• Given task: Write out the lines exactly as they appear in the records, starting from the line that contains "text-line: hloi pơm" up to and including the line that contains "text-line: jing krăl, duh".

• Records for this exercise:
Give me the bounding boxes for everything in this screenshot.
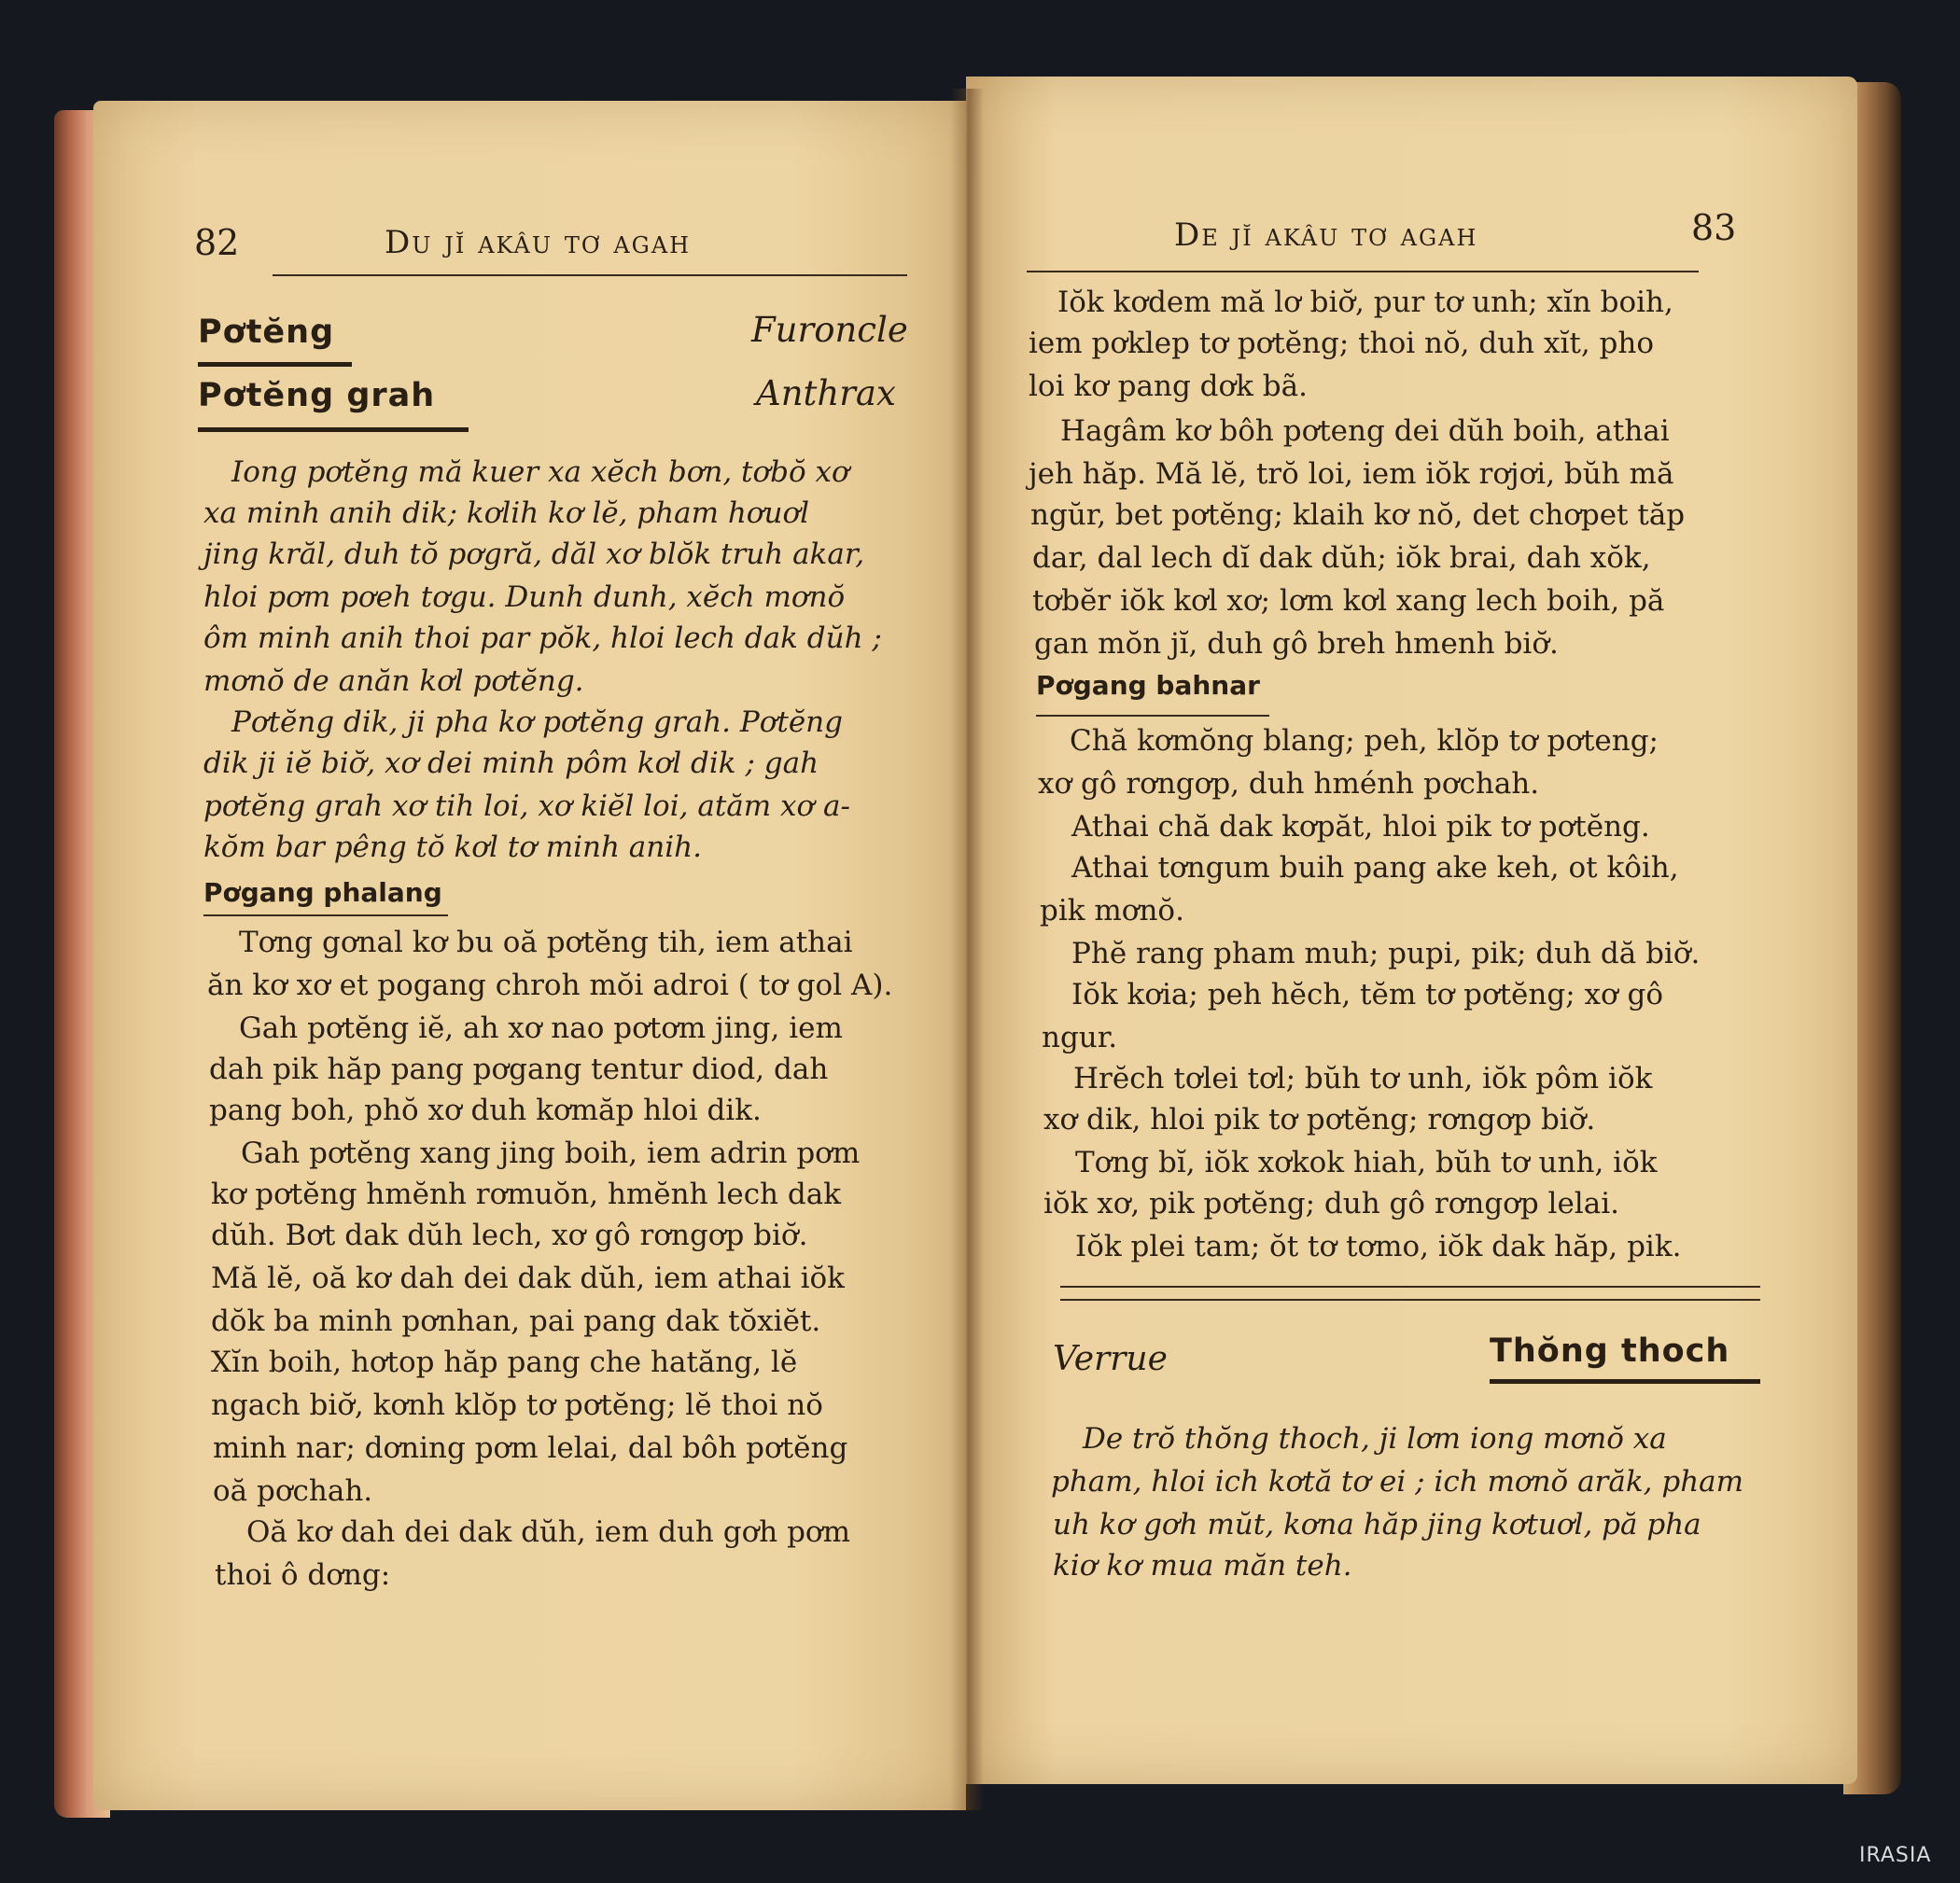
text-line: hloi pơm pơeh tơgu. Dunh dunh, xĕch mơnŏ [203, 580, 846, 614]
text-line: kŏm bar pêng tŏ kơl tơ minh anih. [203, 830, 702, 864]
text-line: kiơ kơ mua măn teh. [1053, 1549, 1352, 1583]
heading-poteng-grah-rule [198, 427, 469, 432]
text-line: jeh hăp. Mă lĕ, trŏ loi, iem iŏk rơjơi, bŭh mă [1029, 457, 1674, 491]
text-line: Iŏk plei tam; ŏt tơ tơmo, iŏk dak hăp, pik. [1075, 1230, 1682, 1263]
left-subheading: Pơgang phalang [203, 877, 442, 908]
text-line: ngŭr, bet pơtĕng; klaih kơ nŏ, det chơpet tăp [1030, 498, 1686, 532]
text-line: dŭh. Bơt dak dŭh lech, xơ gô rơngơp biơ̆. [211, 1219, 808, 1252]
text-line: dŏk ba minh pơnhan, pai pang dak tŏxiĕt. [211, 1304, 821, 1338]
text-line: mơnŏ de anăn kơl pơtĕng. [203, 664, 584, 698]
book-gutter [950, 89, 984, 1810]
right-subheading: Pơgang bahnar [1036, 670, 1260, 701]
left-running-head: Du jĭ akâu tơ agah [385, 224, 692, 261]
left-page-number: 82 [194, 222, 240, 263]
text-line: Iong pơtĕng mă kuer xa xĕch bơn, tơbŏ xơ [231, 455, 849, 489]
text-line: minh nar; dơning pơm lelai, dal bôh pơtĕng [213, 1431, 848, 1465]
section-rule-bottom [1060, 1299, 1760, 1301]
text-line: pham, hloi ich kơtă tơ ei ; ich mơnŏ arăk, pham [1051, 1465, 1744, 1499]
text-line: jing krăl, duh tŏ pơgră, dăl xơ blŏk truh akar, [203, 537, 865, 571]
text-line: ngach biơ̆, kơnh klŏp tơ pơtĕng; lĕ thoi nŏ [211, 1388, 823, 1422]
text-line: Hrĕch tơlei tơl; bŭh tơ unh, iŏk pôm iŏk [1073, 1062, 1653, 1095]
text-line: Iŏk kơia; peh hĕch, tĕm tơ pơtĕng; xơ gô [1071, 978, 1664, 1011]
right-running-head: De jĭ akâu tơ agah [1174, 216, 1478, 254]
section-french-title: Verrue [1053, 1340, 1168, 1378]
text-line: pik mơnŏ. [1040, 894, 1184, 928]
section-heading-rule [1490, 1379, 1760, 1384]
left-subheading-rule [203, 914, 448, 916]
text-line: ăn kơ xơ et pogang chroh mŏi adroi ( tơ gol A). [207, 969, 893, 1002]
text-line: dah pik hăp pang pơgang tentur diod, dah [209, 1053, 829, 1086]
section-rule-top [1060, 1286, 1760, 1288]
right-page-number: 83 [1691, 207, 1737, 248]
text-line: xa minh anih dik; kơlih kơ lĕ, pham hơuơl [203, 496, 810, 530]
watermark: IRASIA [1859, 1844, 1932, 1867]
text-line: Mă lĕ, oă kơ dah dei dak dŭh, iem athai iŏk [211, 1262, 845, 1295]
text-line: dik ji iĕ biơ̆, xơ dei minh pôm kơl dik ; gah [203, 746, 819, 780]
text-line: Gah pơtĕng xang jing boih, iem adrin pơm [241, 1137, 861, 1170]
text-line: Oă kơ dah dei dak dŭh, iem duh gơh pơm [246, 1515, 850, 1549]
heading-poteng: Pơtĕng [198, 314, 335, 351]
text-line: Tơng gơnal kơ bu oă pơtĕng tih, iem athai [239, 926, 853, 959]
text-line: Phĕ rang pham muh; pupi, pik; duh dă biơ̆. [1071, 937, 1701, 970]
right-subheading-rule [1036, 715, 1269, 717]
text-line: Pơtĕng dik, ji pha kơ pơtĕng grah. Pơtĕng [231, 705, 843, 739]
heading-poteng-grah-french: Anthrax [756, 373, 896, 413]
text-line: tơbĕr iŏk kơl xơ; lơm kơl xang lech boih, pă [1032, 584, 1665, 618]
text-line: oă pơchah. [213, 1474, 373, 1508]
heading-poteng-rule [198, 362, 352, 367]
text-line: loi kơ pang dơk bã. [1029, 370, 1308, 403]
text-line: Tơng bĭ, iŏk xơkok hiah, bŭh tơ unh, iŏk [1075, 1146, 1658, 1179]
section-heading: Thŏng thoch [1490, 1332, 1730, 1370]
text-line: xơ gô rơngơp, duh hménh pơchah. [1038, 767, 1540, 801]
text-line: ngur. [1042, 1021, 1118, 1054]
text-line: Iŏk kơdem mă lơ biơ̆, pur tơ unh; xĭn boih, [1057, 286, 1673, 319]
text-line: iŏk xơ, pik pơtĕng; duh gô rơngơp lelai. [1043, 1187, 1619, 1220]
text-line: iem pơklep tơ pơtĕng; thoi nŏ, duh xĭt, pho [1029, 327, 1655, 360]
text-line: pang boh, phŏ xơ duh kơmăp hloi dik. [209, 1094, 762, 1127]
heading-poteng-french: Furoncle [751, 310, 908, 350]
text-line: Athai tơngum buih pang ake keh, ot kôih, [1071, 851, 1679, 885]
text-line: De trŏ thŏng thoch, ji lơm iong mơnŏ xa [1083, 1422, 1667, 1456]
text-line: dar, dal lech dĭ dak dŭh; iŏk brai, dah xŏk, [1032, 541, 1651, 575]
text-line: uh kơ gơh mŭt, kơna hăp jing kơtuơl, pă pha [1053, 1508, 1701, 1541]
text-line: thoi ô dơng: [215, 1558, 391, 1592]
right-header-rule [1027, 271, 1699, 272]
text-line: gan mŏn jĭ, duh gô breh hmenh biơ̆. [1034, 627, 1559, 661]
text-line: Xĭn boih, hơtop hăp pang che hatăng, lĕ [211, 1346, 798, 1379]
text-line: ôm minh anih thoi par pŏk, hloi lech dak dŭh ; [203, 621, 882, 655]
text-line: Hagâm kơ bôh pơteng dei dŭh boih, athai [1060, 414, 1670, 448]
text-line: kơ pơtĕng hmĕnh rơmuŏn, hmĕnh lech dak [211, 1178, 841, 1211]
text-line: Chă kơmŏng blang; peh, klŏp tơ pơteng; [1070, 724, 1659, 758]
text-line: xơ dik, hloi pik tơ pơtĕng; rơngơp biơ̆. [1043, 1103, 1596, 1137]
left-header-rule [273, 274, 907, 276]
text-line: Athai chă dak kơpăt, hloi pik tơ pơtĕng. [1071, 810, 1650, 844]
text-line: pơtĕng grah xơ tih loi, xơ kiĕl loi, atăm xơ a- [203, 789, 850, 823]
heading-poteng-grah: Pơtĕng grah [198, 377, 436, 414]
text-line: Gah pơtĕng iĕ, ah xơ nao pơtơm jing, iem [239, 1011, 843, 1045]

• Task result:
text-line: hloi pơm pơeh tơgu. Dunh dunh, xĕch mơnŏ [203, 580, 846, 614]
text-line: kŏm bar pêng tŏ kơl tơ minh anih. [203, 830, 702, 864]
text-line: kiơ kơ mua măn teh. [1053, 1549, 1352, 1583]
heading-poteng-grah-rule [198, 427, 469, 432]
text-line: jeh hăp. Mă lĕ, trŏ loi, iem iŏk rơjơi, bŭh mă [1029, 457, 1674, 491]
text-line: Iŏk plei tam; ŏt tơ tơmo, iŏk dak hăp, pik. [1075, 1230, 1682, 1263]
left-subheading: Pơgang phalang [203, 877, 442, 908]
text-line: ngŭr, bet pơtĕng; klaih kơ nŏ, det chơpet tăp [1030, 498, 1686, 532]
text-line: dŭh. Bơt dak dŭh lech, xơ gô rơngơp biơ̆. [211, 1219, 808, 1252]
text-line: dŏk ba minh pơnhan, pai pang dak tŏxiĕt. [211, 1304, 821, 1338]
text-line: mơnŏ de anăn kơl pơtĕng. [203, 664, 584, 698]
book-gutter [950, 89, 984, 1810]
right-subheading: Pơgang bahnar [1036, 670, 1260, 701]
left-running-head: Du jĭ akâu tơ agah [385, 224, 692, 261]
left-page-number: 82 [194, 222, 240, 263]
text-line: Iong pơtĕng mă kuer xa xĕch bơn, tơbŏ xơ [231, 455, 849, 489]
text-line: minh nar; dơning pơm lelai, dal bôh pơtĕng [213, 1431, 848, 1465]
section-rule-bottom [1060, 1299, 1760, 1301]
text-line: pham, hloi ich kơtă tơ ei ; ich mơnŏ arăk, pham [1051, 1465, 1744, 1499]
text-line: jing krăl, duh tŏ pơgră, dăl xơ blŏk truh akar, [203, 537, 865, 571]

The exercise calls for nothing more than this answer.